## Instruction
Carry none of the pictures over; write out the complete data exactly.

## Exercise input

## start

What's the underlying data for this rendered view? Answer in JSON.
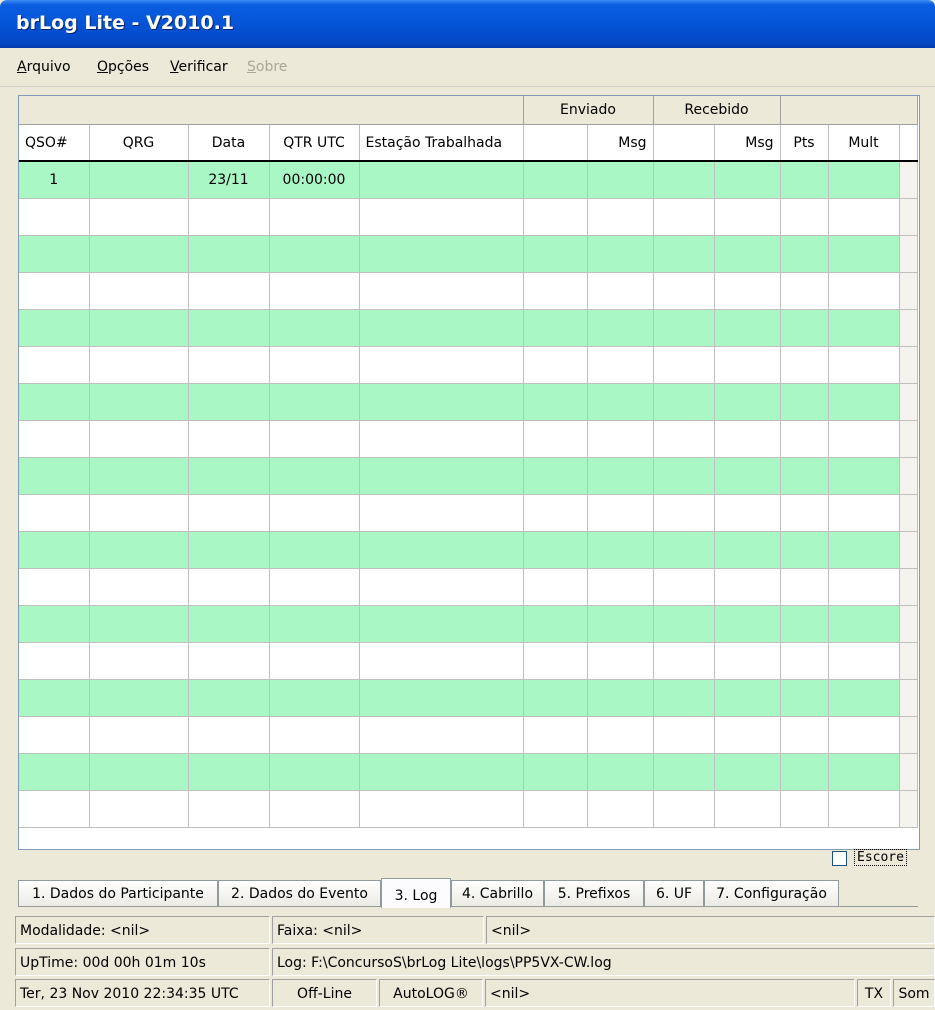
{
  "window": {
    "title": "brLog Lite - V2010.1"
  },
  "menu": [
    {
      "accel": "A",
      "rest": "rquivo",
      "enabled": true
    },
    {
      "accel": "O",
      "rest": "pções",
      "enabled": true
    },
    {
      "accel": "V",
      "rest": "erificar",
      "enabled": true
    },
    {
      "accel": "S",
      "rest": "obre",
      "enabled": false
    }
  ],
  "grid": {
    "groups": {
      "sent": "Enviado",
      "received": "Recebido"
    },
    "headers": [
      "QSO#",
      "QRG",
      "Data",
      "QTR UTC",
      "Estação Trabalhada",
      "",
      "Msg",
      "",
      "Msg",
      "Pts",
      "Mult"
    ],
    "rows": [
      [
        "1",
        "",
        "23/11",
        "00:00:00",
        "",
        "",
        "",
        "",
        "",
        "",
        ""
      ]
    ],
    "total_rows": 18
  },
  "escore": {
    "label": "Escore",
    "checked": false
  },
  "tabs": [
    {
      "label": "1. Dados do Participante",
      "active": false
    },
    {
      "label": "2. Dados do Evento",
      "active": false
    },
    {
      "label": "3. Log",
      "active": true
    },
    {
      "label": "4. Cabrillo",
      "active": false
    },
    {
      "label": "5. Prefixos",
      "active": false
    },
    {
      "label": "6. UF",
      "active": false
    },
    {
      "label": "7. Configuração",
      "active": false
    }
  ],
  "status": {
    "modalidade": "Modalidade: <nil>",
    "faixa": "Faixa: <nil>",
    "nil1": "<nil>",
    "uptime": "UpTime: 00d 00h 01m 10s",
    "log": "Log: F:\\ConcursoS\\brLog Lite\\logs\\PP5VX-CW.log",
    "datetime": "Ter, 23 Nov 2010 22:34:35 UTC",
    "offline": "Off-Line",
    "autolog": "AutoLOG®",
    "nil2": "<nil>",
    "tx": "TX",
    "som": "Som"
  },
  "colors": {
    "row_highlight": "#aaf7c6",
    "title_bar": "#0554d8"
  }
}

## end

## Solution
What's the underlying data for this rendered view? Answer in JSON.
{
  "window": {
    "title": "brLog Lite - V2010.1"
  },
  "menu": [
    {
      "accel": "A",
      "rest": "rquivo",
      "enabled": true
    },
    {
      "accel": "O",
      "rest": "pções",
      "enabled": true
    },
    {
      "accel": "V",
      "rest": "erificar",
      "enabled": true
    },
    {
      "accel": "S",
      "rest": "obre",
      "enabled": false
    }
  ],
  "grid": {
    "groups": {
      "sent": "Enviado",
      "received": "Recebido"
    },
    "headers": [
      "QSO#",
      "QRG",
      "Data",
      "QTR UTC",
      "Estação Trabalhada",
      "",
      "Msg",
      "",
      "Msg",
      "Pts",
      "Mult"
    ],
    "rows": [
      [
        "1",
        "",
        "23/11",
        "00:00:00",
        "",
        "",
        "",
        "",
        "",
        "",
        ""
      ]
    ],
    "total_rows": 18
  },
  "escore": {
    "label": "Escore",
    "checked": false
  },
  "tabs": [
    {
      "label": "1. Dados do Participante",
      "active": false
    },
    {
      "label": "2. Dados do Evento",
      "active": false
    },
    {
      "label": "3. Log",
      "active": true
    },
    {
      "label": "4. Cabrillo",
      "active": false
    },
    {
      "label": "5. Prefixos",
      "active": false
    },
    {
      "label": "6. UF",
      "active": false
    },
    {
      "label": "7. Configuração",
      "active": false
    }
  ],
  "status": {
    "modalidade": "Modalidade: <nil>",
    "faixa": "Faixa: <nil>",
    "nil1": "<nil>",
    "uptime": "UpTime: 00d 00h 01m 10s",
    "log": "Log: F:\\ConcursoS\\brLog Lite\\logs\\PP5VX-CW.log",
    "datetime": "Ter, 23 Nov 2010 22:34:35 UTC",
    "offline": "Off-Line",
    "autolog": "AutoLOG®",
    "nil2": "<nil>",
    "tx": "TX",
    "som": "Som"
  },
  "colors": {
    "row_highlight": "#aaf7c6",
    "title_bar": "#0554d8"
  }
}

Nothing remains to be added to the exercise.